== PROVIDED INFORMATION ==

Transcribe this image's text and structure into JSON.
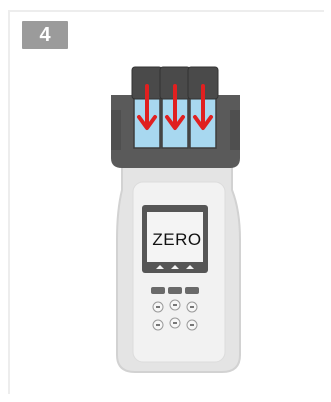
{
  "step": {
    "number": "4"
  },
  "display": {
    "text": "ZERO"
  },
  "colors": {
    "badge_bg": "#9b9b9b",
    "device_body": "#e4e4e4",
    "device_outline": "#cfcfcf",
    "holder_dark": "#595959",
    "cap_dark": "#4a4a4a",
    "vial_blue": "#a8d8f0",
    "arrow_red": "#e02020",
    "screen_bezel": "#565656",
    "screen_bg": "#f4f4f4"
  },
  "icons": {
    "arrows": [
      "arrow-down-icon",
      "arrow-down-icon",
      "arrow-down-icon"
    ],
    "keypad": [
      "key-icon"
    ]
  }
}
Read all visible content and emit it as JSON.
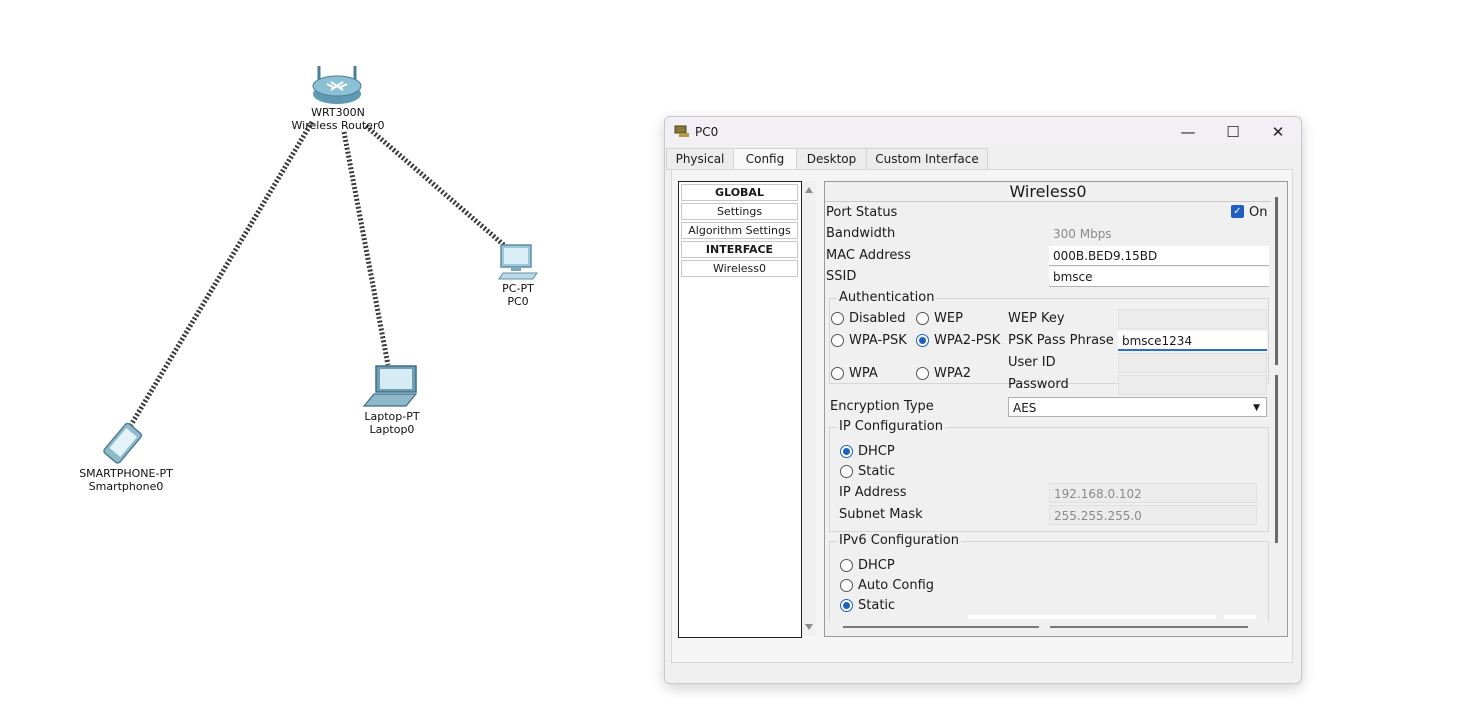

===

• **WHAT TO WORK ON**
Print each record exactly as it stands, leaving the images out.

• **ANSWER IN FULL**
Transcribe this image's text and structure into JSON.
{
  "step": {
    "number": "4"
  },
  "display": {
    "text": "ZERO"
  },
  "colors": {
    "badge_bg": "#9b9b9b",
    "device_body": "#e4e4e4",
    "device_outline": "#cfcfcf",
    "holder_dark": "#595959",
    "cap_dark": "#4a4a4a",
    "vial_blue": "#a8d8f0",
    "arrow_red": "#e02020",
    "screen_bezel": "#565656",
    "screen_bg": "#f4f4f4"
  },
  "icons": {
    "arrows": [
      "arrow-down-icon",
      "arrow-down-icon",
      "arrow-down-icon"
    ],
    "keypad": [
      "key-icon"
    ]
  }
}
Read all visible content and emit it as JSON.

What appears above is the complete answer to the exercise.